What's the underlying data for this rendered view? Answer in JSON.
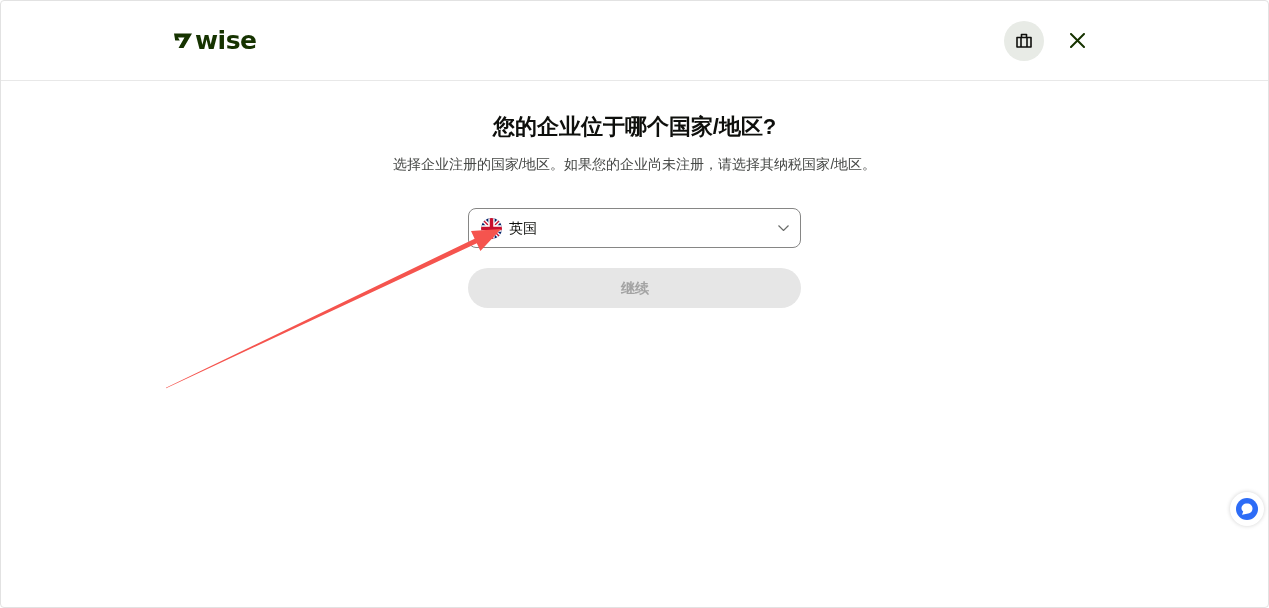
{
  "header": {
    "logo_text": "wise"
  },
  "form": {
    "title": "您的企业位于哪个国家/地区?",
    "subtitle": "选择企业注册的国家/地区。如果您的企业尚未注册，请选择其纳税国家/地区。",
    "country_select": {
      "value": "英国"
    },
    "continue_button": {
      "label": "继续",
      "disabled": true
    }
  }
}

EXERCISE TASK: Each entry shown above must be quoted exactly, with its pictures left out.

ANSWER BELOW:
What's the underlying data for this rendered view? Answer in JSON.
{
  "header": {
    "logo_text": "wise"
  },
  "form": {
    "title": "您的企业位于哪个国家/地区?",
    "subtitle": "选择企业注册的国家/地区。如果您的企业尚未注册，请选择其纳税国家/地区。",
    "country_select": {
      "value": "英国"
    },
    "continue_button": {
      "label": "继续",
      "disabled": true
    }
  }
}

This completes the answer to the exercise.